▶ **EXERCISE REQUIREMENTS**: Output all the data exactly. Pictures do not belong in the copy.

▶ **RECORDS TO USE**:

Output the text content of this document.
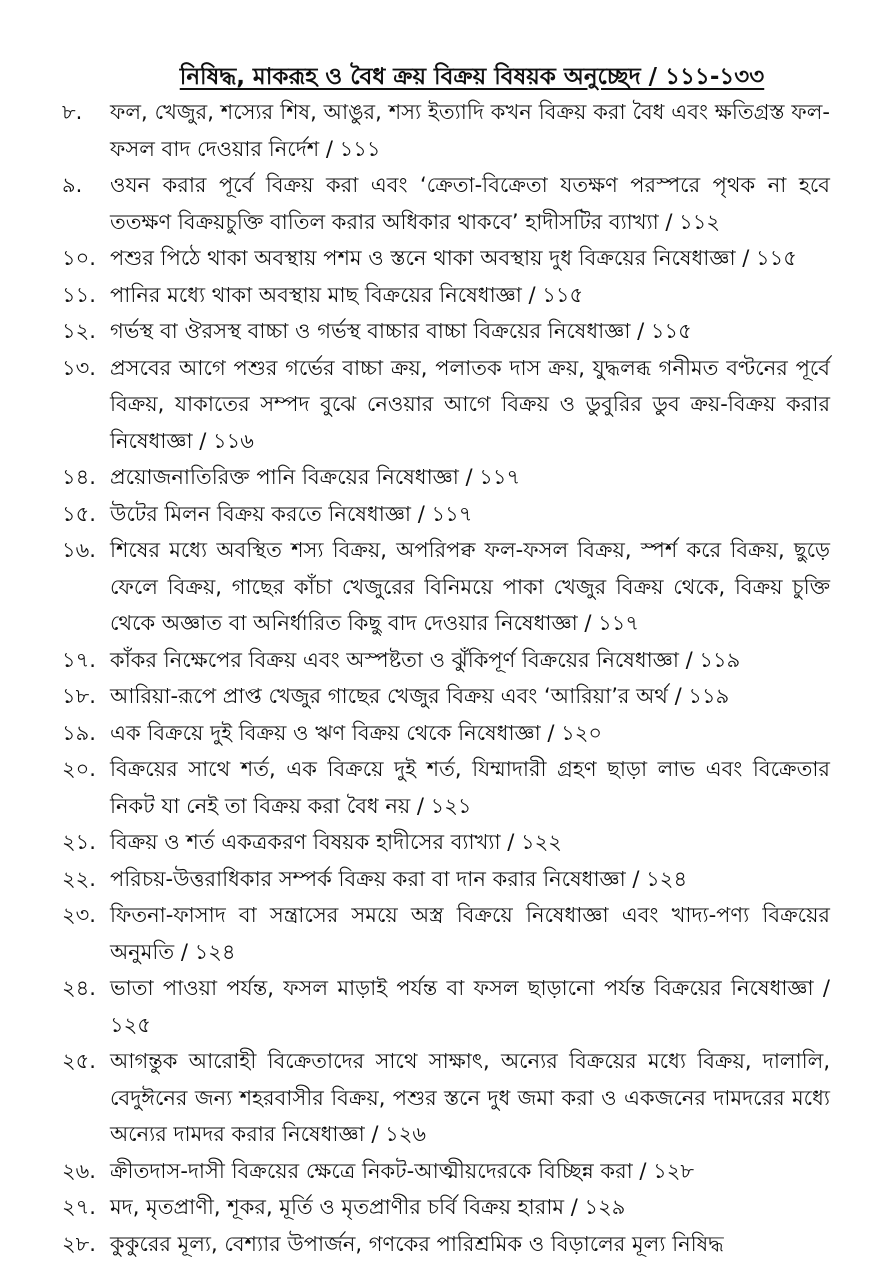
নিষিদ্ধ, মাকরূহ ও বৈধ ক্রয় বিক্রয় বিষয়ক অনুচ্ছেদ / ১১১-১৩৩
৮.	ফল, খেজুর, শস্যের শিষ, আঙুর, শস্য ইত্যাদি কখন বিক্রয় করা বৈধ এবং ক্ষতিগ্রস্ত ফল-ফসল বাদ দেওয়ার নির্দেশ / ১১১
৯.	ওযন করার পূর্বে বিক্রয় করা এবং ‘ক্রেতা-বিক্রেতা যতক্ষণ পরস্পরে পৃথক না হবে ততক্ষণ বিক্রয়চুক্তি বাতিল করার অধিকার থাকবে’ হাদীসটির ব্যাখ্যা / ১১২
১০. পশুর পিঠে থাকা অবস্থায় পশম ও স্তনে থাকা অবস্থায় দুধ বিক্রয়ের নিষেধাজ্ঞা / ১১৫
১১. পানির মধ্যে থাকা অবস্থায় মাছ বিক্রয়ের নিষেধাজ্ঞা / ১১৫
১২. গর্ভস্থ বা ঔরসস্থ বাচ্চা ও গর্ভস্থ বাচ্চার বাচ্চা বিক্রয়ের নিষেধাজ্ঞা / ১১৫
১৩. প্রসবের আগে পশুর গর্ভের বাচ্চা ক্রয়, পলাতক দাস ক্রয়, যুদ্ধলব্ধ গনীমত বণ্টনের পূর্বে বিক্রয়, যাকাতের সম্পদ বুঝে নেওয়ার আগে বিক্রয় ও ডুবুরির ডুব ক্রয়-বিক্রয় করার নিষেধাজ্ঞা / ১১৬
১৪. প্রয়োজনাতিরিক্ত পানি বিক্রয়ের নিষেধাজ্ঞা / ১১৭
১৫. উটের মিলন বিক্রয় করতে নিষেধাজ্ঞা / ১১৭
১৬. শিষের মধ্যে অবস্থিত শস্য বিক্রয়, অপরিপক্ব ফল-ফসল বিক্রয়, স্পর্শ করে বিক্রয়, ছুড়ে ফেলে বিক্রয়, গাছের কাঁচা খেজুরের বিনিময়ে পাকা খেজুর বিক্রয় থেকে, বিক্রয় চুক্তি থেকে অজ্ঞাত বা অনির্ধারিত কিছু বাদ দেওয়ার নিষেধাজ্ঞা / ১১৭
১৭. কাঁকর নিক্ষেপের বিক্রয় এবং অস্পষ্টতা ও ঝুঁকিপূর্ণ বিক্রয়ের নিষেধাজ্ঞা / ১১৯
১৮. আরিয়া-রূপে প্রাপ্ত খেজুর গাছের খেজুর বিক্রয় এবং ‘আরিয়া’র অর্থ / ১১৯
১৯. এক বিক্রয়ে দুই বিক্রয় ও ঋণ বিক্রয় থেকে নিষেধাজ্ঞা / ১২০
২০. বিক্রয়ের সাথে শর্ত, এক বিক্রয়ে দুই শর্ত, যিম্মাদারী গ্রহণ ছাড়া লাভ এবং বিক্রেতার নিকট যা নেই তা বিক্রয় করা বৈধ নয় / ১২১
২১. বিক্রয় ও শর্ত একত্রকরণ বিষয়ক হাদীসের ব্যাখ্যা / ১২২
২২. পরিচয়-উত্তরাধিকার সম্পর্ক বিক্রয় করা বা দান করার নিষেধাজ্ঞা / ১২৪
২৩. ফিতনা-ফাসাদ বা সন্ত্রাসের সময়ে অস্ত্র বিক্রয়ে নিষেধাজ্ঞা এবং খাদ্য-পণ্য বিক্রয়ের অনুমতি / ১২৪
২৪. ভাতা পাওয়া পর্যন্ত, ফসল মাড়াই পর্যন্ত বা ফসল ছাড়ানো পর্যন্ত বিক্রয়ের নিষেধাজ্ঞা / ১২৫
২৫. আগন্তুক আরোহী বিক্রেতাদের সাথে সাক্ষাৎ, অন্যের বিক্রয়ের মধ্যে বিক্রয়, দালালি, বেদুঈনের জন্য শহরবাসীর বিক্রয়, পশুর স্তনে দুধ জমা করা ও একজনের দামদরের মধ্যে অন্যের দামদর করার নিষেধাজ্ঞা / ১২৬
২৬. ক্রীতদাস-দাসী বিক্রয়ের ক্ষেত্রে নিকট-আত্মীয়দেরকে বিচ্ছিন্ন করা / ১২৮
২৭. মদ, মৃতপ্রাণী, শূকর, মূর্তি ও মৃতপ্রাণীর চর্বি বিক্রয় হারাম / ১২৯
২৮. কুকুরের মূল্য, বেশ্যার উপার্জন, গণকের পারিশ্রমিক ও বিড়ালের মূল্য নিষিদ্ধ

▶ **RESULT OF THIS EXERCISE**:
Output the text content of this document.
নিষিদ্ধ, মাকরূহ ও বৈধ ক্রয় বিক্রয় বিষয়ক অনুচ্ছেদ / ১১১-১৩৩
৮.	ফল, খেজুর, শস্যের শিষ, আঙুর, শস্য ইত্যাদি কখন বিক্রয় করা বৈধ এবং ক্ষতিগ্রস্ত ফল-ফসল বাদ দেওয়ার নির্দেশ / ১১১
৯.	ওযন করার পূর্বে বিক্রয় করা এবং ‘ক্রেতা-বিক্রেতা যতক্ষণ পরস্পরে পৃথক না হবে ততক্ষণ বিক্রয়চুক্তি বাতিল করার অধিকার থাকবে’ হাদীসটির ব্যাখ্যা / ১১২
১০. পশুর পিঠে থাকা অবস্থায় পশম ও স্তনে থাকা অবস্থায় দুধ বিক্রয়ের নিষেধাজ্ঞা / ১১৫
১১. পানির মধ্যে থাকা অবস্থায় মাছ বিক্রয়ের নিষেধাজ্ঞা / ১১৫
১২. গর্ভস্থ বা ঔরসস্থ বাচ্চা ও গর্ভস্থ বাচ্চার বাচ্চা বিক্রয়ের নিষেধাজ্ঞা / ১১৫
১৩. প্রসবের আগে পশুর গর্ভের বাচ্চা ক্রয়, পলাতক দাস ক্রয়, যুদ্ধলব্ধ গনীমত বণ্টনের পূর্বে বিক্রয়, যাকাতের সম্পদ বুঝে নেওয়ার আগে বিক্রয় ও ডুবুরির ডুব ক্রয়-বিক্রয় করার নিষেধাজ্ঞা / ১১৬
১৪. প্রয়োজনাতিরিক্ত পানি বিক্রয়ের নিষেধাজ্ঞা / ১১৭
১৫. উটের মিলন বিক্রয় করতে নিষেধাজ্ঞা / ১১৭
১৬. শিষের মধ্যে অবস্থিত শস্য বিক্রয়, অপরিপক্ব ফল-ফসল বিক্রয়, স্পর্শ করে বিক্রয়, ছুড়ে ফেলে বিক্রয়, গাছের কাঁচা খেজুরের বিনিময়ে পাকা খেজুর বিক্রয় থেকে, বিক্রয় চুক্তি থেকে অজ্ঞাত বা অনির্ধারিত কিছু বাদ দেওয়ার নিষেধাজ্ঞা / ১১৭
১৭. কাঁকর নিক্ষেপের বিক্রয় এবং অস্পষ্টতা ও ঝুঁকিপূর্ণ বিক্রয়ের নিষেধাজ্ঞা / ১১৯
১৮. আরিয়া-রূপে প্রাপ্ত খেজুর গাছের খেজুর বিক্রয় এবং ‘আরিয়া’র অর্থ / ১১৯
১৯. এক বিক্রয়ে দুই বিক্রয় ও ঋণ বিক্রয় থেকে নিষেধাজ্ঞা / ১২০
২০. বিক্রয়ের সাথে শর্ত, এক বিক্রয়ে দুই শর্ত, যিম্মাদারী গ্রহণ ছাড়া লাভ এবং বিক্রেতার নিকট যা নেই তা বিক্রয় করা বৈধ নয় / ১২১
২১. বিক্রয় ও শর্ত একত্রকরণ বিষয়ক হাদীসের ব্যাখ্যা / ১২২
২২. পরিচয়-উত্তরাধিকার সম্পর্ক বিক্রয় করা বা দান করার নিষেধাজ্ঞা / ১২৪
২৩. ফিতনা-ফাসাদ বা সন্ত্রাসের সময়ে অস্ত্র বিক্রয়ে নিষেধাজ্ঞা এবং খাদ্য-পণ্য বিক্রয়ের অনুমতি / ১২৪
২৪. ভাতা পাওয়া পর্যন্ত, ফসল মাড়াই পর্যন্ত বা ফসল ছাড়ানো পর্যন্ত বিক্রয়ের নিষেধাজ্ঞা / ১২৫
২৫. আগন্তুক আরোহী বিক্রেতাদের সাথে সাক্ষাৎ, অন্যের বিক্রয়ের মধ্যে বিক্রয়, দালালি, বেদুঈনের জন্য শহরবাসীর বিক্রয়, পশুর স্তনে দুধ জমা করা ও একজনের দামদরের মধ্যে অন্যের দামদর করার নিষেধাজ্ঞা / ১২৬
২৬. ক্রীতদাস-দাসী বিক্রয়ের ক্ষেত্রে নিকট-আত্মীয়দেরকে বিচ্ছিন্ন করা / ১২৮
২৭. মদ, মৃতপ্রাণী, শূকর, মূর্তি ও মৃতপ্রাণীর চর্বি বিক্রয় হারাম / ১২৯
২৮. কুকুরের মূল্য, বেশ্যার উপার্জন, গণকের পারিশ্রমিক ও বিড়ালের মূল্য নিষিদ্ধ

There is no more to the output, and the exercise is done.